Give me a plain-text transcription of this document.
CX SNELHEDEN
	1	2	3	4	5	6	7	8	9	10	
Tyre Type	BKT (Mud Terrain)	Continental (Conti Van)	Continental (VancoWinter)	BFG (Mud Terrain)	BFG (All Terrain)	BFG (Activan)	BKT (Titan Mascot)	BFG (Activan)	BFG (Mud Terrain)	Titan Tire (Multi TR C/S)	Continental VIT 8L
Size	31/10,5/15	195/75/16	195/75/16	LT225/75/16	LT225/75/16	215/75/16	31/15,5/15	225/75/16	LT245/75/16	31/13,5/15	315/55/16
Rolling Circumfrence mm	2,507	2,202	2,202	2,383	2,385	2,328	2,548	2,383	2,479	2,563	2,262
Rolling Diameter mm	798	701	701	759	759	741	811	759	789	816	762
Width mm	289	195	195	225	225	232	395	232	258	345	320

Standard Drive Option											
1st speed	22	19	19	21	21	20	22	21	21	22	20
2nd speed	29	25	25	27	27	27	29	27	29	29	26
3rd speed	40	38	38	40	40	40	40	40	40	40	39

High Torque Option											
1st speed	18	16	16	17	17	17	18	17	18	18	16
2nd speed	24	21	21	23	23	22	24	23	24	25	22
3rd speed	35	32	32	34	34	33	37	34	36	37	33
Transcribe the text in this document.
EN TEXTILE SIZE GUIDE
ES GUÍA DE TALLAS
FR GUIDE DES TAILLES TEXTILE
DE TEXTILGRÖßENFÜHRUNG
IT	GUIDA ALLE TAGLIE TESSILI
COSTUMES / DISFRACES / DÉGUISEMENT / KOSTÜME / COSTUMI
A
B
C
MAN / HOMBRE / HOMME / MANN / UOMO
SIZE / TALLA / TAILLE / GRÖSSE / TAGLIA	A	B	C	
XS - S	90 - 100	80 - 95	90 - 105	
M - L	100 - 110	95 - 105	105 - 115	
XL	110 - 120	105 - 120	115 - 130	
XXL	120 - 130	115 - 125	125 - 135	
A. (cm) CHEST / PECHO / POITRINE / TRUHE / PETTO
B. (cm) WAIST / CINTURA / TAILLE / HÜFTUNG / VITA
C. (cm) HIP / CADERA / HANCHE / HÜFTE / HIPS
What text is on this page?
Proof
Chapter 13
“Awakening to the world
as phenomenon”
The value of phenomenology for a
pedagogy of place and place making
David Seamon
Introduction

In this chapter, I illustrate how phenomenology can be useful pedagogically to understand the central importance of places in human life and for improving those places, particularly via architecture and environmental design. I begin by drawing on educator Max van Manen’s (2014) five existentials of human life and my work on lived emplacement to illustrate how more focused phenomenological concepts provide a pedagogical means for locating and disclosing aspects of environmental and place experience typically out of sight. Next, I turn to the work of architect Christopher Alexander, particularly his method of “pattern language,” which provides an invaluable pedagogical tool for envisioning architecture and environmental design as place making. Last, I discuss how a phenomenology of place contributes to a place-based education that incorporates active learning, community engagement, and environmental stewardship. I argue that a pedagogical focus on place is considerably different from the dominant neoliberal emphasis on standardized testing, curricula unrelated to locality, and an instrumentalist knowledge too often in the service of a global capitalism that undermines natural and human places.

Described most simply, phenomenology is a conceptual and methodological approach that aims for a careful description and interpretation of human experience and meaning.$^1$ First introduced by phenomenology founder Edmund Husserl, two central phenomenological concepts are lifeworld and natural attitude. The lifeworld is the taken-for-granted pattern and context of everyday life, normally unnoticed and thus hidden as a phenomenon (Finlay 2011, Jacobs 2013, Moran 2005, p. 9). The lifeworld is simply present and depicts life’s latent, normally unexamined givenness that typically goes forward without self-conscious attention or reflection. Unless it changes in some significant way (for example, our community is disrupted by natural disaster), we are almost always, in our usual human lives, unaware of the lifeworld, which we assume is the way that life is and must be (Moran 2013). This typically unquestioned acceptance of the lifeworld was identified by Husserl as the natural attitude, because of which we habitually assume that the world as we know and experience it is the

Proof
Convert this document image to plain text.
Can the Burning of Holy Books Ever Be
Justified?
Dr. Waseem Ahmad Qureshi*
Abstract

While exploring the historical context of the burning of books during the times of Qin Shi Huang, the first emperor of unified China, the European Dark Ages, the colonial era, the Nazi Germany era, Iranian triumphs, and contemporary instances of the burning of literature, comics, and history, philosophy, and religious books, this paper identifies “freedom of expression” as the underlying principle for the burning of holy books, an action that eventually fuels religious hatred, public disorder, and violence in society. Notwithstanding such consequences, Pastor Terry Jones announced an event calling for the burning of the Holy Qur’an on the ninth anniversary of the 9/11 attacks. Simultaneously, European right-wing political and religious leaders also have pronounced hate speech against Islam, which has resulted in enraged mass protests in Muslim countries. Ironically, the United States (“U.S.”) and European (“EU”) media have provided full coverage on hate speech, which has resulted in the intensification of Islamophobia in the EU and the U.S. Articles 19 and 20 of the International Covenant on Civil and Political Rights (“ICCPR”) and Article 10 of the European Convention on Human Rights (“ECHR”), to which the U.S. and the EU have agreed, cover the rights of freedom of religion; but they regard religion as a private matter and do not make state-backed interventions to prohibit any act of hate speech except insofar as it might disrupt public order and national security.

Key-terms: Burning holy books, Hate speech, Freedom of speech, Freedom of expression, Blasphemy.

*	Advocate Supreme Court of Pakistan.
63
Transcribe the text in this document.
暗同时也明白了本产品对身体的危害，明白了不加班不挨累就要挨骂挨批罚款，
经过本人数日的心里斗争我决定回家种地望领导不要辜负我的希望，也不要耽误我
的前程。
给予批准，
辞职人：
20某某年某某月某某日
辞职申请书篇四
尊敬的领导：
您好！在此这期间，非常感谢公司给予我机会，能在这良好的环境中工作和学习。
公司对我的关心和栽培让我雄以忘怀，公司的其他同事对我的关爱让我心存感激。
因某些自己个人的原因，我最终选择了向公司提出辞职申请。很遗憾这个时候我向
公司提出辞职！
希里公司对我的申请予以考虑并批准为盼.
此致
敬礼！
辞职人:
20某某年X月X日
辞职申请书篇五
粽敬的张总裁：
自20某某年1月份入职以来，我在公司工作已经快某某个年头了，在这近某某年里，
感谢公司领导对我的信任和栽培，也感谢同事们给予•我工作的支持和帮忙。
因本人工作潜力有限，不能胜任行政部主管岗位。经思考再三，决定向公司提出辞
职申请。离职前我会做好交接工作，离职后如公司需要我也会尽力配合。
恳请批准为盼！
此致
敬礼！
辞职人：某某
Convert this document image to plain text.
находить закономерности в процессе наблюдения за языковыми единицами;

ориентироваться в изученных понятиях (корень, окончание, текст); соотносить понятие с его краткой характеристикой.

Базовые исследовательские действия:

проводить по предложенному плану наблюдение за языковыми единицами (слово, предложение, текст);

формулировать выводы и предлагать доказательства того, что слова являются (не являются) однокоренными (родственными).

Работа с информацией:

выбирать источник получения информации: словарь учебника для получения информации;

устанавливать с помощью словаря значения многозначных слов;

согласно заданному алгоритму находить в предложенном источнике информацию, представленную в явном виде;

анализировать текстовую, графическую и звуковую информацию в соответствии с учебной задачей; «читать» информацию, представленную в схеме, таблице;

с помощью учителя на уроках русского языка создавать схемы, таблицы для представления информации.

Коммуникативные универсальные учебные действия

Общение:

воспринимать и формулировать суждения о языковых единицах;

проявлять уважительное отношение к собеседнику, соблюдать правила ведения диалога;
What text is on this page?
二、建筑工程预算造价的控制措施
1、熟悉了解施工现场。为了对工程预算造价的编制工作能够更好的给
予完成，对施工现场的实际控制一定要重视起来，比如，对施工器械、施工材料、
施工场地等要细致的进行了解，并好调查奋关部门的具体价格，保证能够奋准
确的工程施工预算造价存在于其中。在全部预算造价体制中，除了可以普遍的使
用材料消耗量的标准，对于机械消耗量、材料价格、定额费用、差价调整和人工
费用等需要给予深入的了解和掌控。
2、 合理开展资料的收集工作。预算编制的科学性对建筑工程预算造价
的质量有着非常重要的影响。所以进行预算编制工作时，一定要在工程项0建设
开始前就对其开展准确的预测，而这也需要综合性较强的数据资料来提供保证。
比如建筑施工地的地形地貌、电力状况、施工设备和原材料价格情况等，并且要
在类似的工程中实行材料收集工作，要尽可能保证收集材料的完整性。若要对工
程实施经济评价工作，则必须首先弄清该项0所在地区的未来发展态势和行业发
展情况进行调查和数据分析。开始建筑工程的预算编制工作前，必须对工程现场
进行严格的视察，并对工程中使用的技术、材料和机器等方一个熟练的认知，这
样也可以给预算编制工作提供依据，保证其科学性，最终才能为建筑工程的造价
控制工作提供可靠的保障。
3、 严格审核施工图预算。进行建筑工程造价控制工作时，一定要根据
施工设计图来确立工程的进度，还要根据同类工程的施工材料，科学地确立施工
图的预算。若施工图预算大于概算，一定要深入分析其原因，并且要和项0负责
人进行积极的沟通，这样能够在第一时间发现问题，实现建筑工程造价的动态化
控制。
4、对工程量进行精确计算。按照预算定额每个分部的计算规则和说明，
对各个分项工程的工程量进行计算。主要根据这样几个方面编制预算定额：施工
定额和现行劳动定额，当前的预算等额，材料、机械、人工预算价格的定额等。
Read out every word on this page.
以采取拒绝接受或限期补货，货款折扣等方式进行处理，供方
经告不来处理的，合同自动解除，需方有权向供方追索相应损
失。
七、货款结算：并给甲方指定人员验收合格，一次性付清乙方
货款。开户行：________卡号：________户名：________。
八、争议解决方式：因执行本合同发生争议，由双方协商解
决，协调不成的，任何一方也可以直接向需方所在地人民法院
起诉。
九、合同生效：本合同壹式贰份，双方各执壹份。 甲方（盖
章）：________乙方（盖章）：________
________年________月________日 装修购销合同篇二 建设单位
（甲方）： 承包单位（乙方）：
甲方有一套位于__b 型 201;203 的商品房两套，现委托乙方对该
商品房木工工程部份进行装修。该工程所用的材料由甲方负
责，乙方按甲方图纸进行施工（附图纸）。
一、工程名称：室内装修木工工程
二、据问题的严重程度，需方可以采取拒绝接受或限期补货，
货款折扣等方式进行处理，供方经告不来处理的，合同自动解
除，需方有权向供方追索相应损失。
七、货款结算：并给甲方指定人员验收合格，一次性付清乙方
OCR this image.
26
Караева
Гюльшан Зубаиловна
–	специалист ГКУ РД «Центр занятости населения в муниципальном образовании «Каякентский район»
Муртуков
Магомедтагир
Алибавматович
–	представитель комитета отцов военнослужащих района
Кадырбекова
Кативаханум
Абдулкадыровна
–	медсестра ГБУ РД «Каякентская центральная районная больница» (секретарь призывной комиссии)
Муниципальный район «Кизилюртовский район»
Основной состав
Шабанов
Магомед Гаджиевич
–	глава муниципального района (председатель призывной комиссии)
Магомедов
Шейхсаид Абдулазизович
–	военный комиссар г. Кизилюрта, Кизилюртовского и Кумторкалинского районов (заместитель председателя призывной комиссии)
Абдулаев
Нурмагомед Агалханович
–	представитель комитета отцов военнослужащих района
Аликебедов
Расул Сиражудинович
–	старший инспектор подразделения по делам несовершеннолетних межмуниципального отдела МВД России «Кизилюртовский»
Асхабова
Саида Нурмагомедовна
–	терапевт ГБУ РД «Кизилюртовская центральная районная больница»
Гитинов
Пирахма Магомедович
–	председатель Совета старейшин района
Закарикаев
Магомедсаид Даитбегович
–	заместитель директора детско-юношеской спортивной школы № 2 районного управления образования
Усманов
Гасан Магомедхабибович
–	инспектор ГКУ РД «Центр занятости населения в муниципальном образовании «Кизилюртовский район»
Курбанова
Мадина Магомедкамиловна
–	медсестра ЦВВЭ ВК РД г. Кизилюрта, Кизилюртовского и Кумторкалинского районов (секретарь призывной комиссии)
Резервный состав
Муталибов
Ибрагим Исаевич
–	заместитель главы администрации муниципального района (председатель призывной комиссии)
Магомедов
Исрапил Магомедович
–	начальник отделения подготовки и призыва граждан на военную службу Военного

*Request*. Copy out all lines from the material above that contain the string "информации".

*Exercise result*.
выбирать источник получения информации: словарь учебника для получения информации;
с помощью учителя на уроках русского языка создавать схемы, таблицы для представления информации.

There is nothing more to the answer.